◆ **RECORDS FOR THIS TASK**
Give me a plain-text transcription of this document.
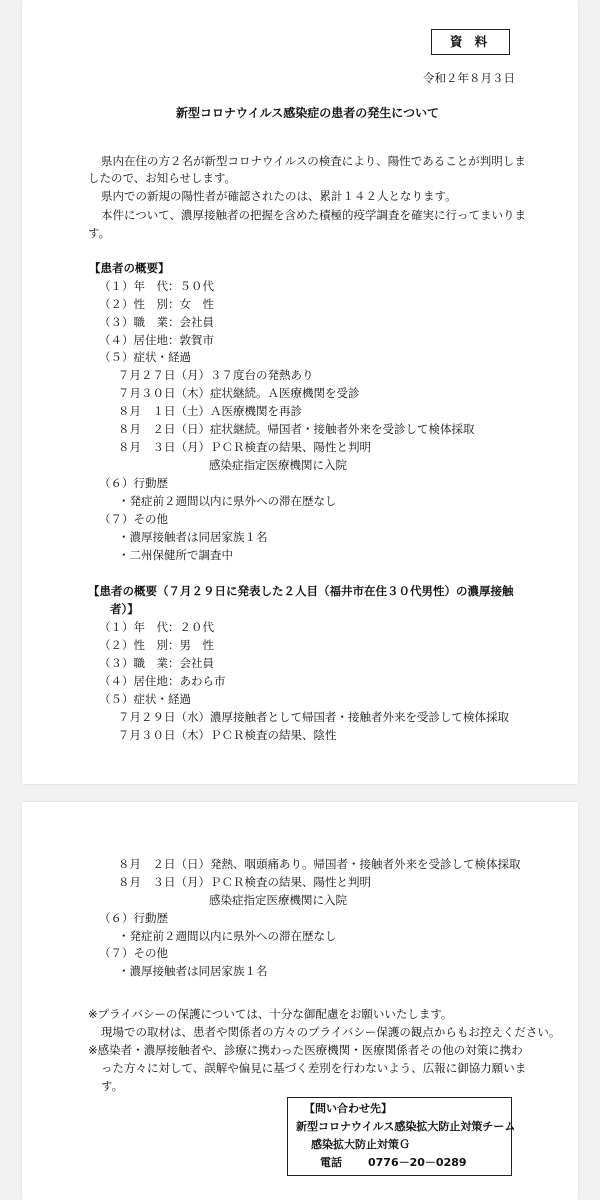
資 料
令和２年８月３日
新型コロナウイルス感染症の患者の発生について
県内在住の方２名が新型コロナウイルスの検査により、陽性であることが判明しま
したので、お知らせします。
県内での新規の陽性者が確認されたのは、累計１４２人となります。
本件について、濃厚接触者の把握を含めた積極的疫学調査を確実に行ってまいりま
す。
【患者の概要】
（１）年　代：５０代
（２）性　別：女　性
（３）職　業：会社員
（４）居住地：敦賀市
（５）症状・経過
７月２７日（月）３７度台の発熱あり
７月３０日（木）症状継続。Ａ医療機関を受診
８月　１日（土）Ａ医療機関を再診
８月　２日（日）症状継続。帰国者・接触者外来を受診して検体採取
８月　３日（月）ＰＣＲ検査の結果、陽性と判明
感染症指定医療機関に入院
（６）行動歴
・発症前２週間以内に県外への滞在歴なし
（７）その他
・濃厚接触者は同居家族１名
・二州保健所で調査中
【患者の概要（７月２９日に発表した２人目（福井市在住３０代男性）の濃厚接触
者）】
（１）年　代：２０代
（２）性　別：男　性
（３）職　業：会社員
（４）居住地：あわら市
（５）症状・経過
７月２９日（水）濃厚接触者として帰国者・接触者外来を受診して検体採取
７月３０日（木）ＰＣＲ検査の結果、陰性
８月　２日（日）発熱、咽頭痛あり。帰国者・接触者外来を受診して検体採取
８月　３日（月）ＰＣＲ検査の結果、陽性と判明
感染症指定医療機関に入院
（６）行動歴
・発症前２週間以内に県外への滞在歴なし
（７）その他
・濃厚接触者は同居家族１名
※プライバシーの保護については、十分な御配慮をお願いいたします。
現場での取材は、患者や関係者の方々のプライバシー保護の観点からもお控えください。
※感染者・濃厚接触者や、診療に携わった医療機関・医療関係者その他の対策に携わ
った方々に対して、誤解や偏見に基づく差別を行わないよう、広報に御協力願いま
す。
【問い合わせ先】
新型コロナウイルス感染拡大防止対策チーム
感染拡大防止対策Ｇ
電話 0776－20－0289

◆ **EXERCISE BRIEF**
Quote the data above in full and without alteration; skip the pictures.

◆ **RESULT OF THE EXERCISE**
Give me a plain-text transcription of this document.
資 料
令和２年８月３日
新型コロナウイルス感染症の患者の発生について
県内在住の方２名が新型コロナウイルスの検査により、陽性であることが判明しま
したので、お知らせします。
県内での新規の陽性者が確認されたのは、累計１４２人となります。
本件について、濃厚接触者の把握を含めた積極的疫学調査を確実に行ってまいりま
す。
【患者の概要】
（１）年　代：５０代
（２）性　別：女　性
（３）職　業：会社員
（４）居住地：敦賀市
（５）症状・経過
７月２７日（月）３７度台の発熱あり
７月３０日（木）症状継続。Ａ医療機関を受診
８月　１日（土）Ａ医療機関を再診
８月　２日（日）症状継続。帰国者・接触者外来を受診して検体採取
８月　３日（月）ＰＣＲ検査の結果、陽性と判明
感染症指定医療機関に入院
（６）行動歴
・発症前２週間以内に県外への滞在歴なし
（７）その他
・濃厚接触者は同居家族１名
・二州保健所で調査中
【患者の概要（７月２９日に発表した２人目（福井市在住３０代男性）の濃厚接触
者）】
（１）年　代：２０代
（２）性　別：男　性
（３）職　業：会社員
（４）居住地：あわら市
（５）症状・経過
７月２９日（水）濃厚接触者として帰国者・接触者外来を受診して検体採取
７月３０日（木）ＰＣＲ検査の結果、陰性
８月　２日（日）発熱、咽頭痛あり。帰国者・接触者外来を受診して検体採取
８月　３日（月）ＰＣＲ検査の結果、陽性と判明
感染症指定医療機関に入院
（６）行動歴
・発症前２週間以内に県外への滞在歴なし
（７）その他
・濃厚接触者は同居家族１名
※プライバシーの保護については、十分な御配慮をお願いいたします。
現場での取材は、患者や関係者の方々のプライバシー保護の観点からもお控えください。
※感染者・濃厚接触者や、診療に携わった医療機関・医療関係者その他の対策に携わ
った方々に対して、誤解や偏見に基づく差別を行わないよう、広報に御協力願いま
す。
【問い合わせ先】
新型コロナウイルス感染拡大防止対策チーム
感染拡大防止対策Ｇ
電話 0776－20－0289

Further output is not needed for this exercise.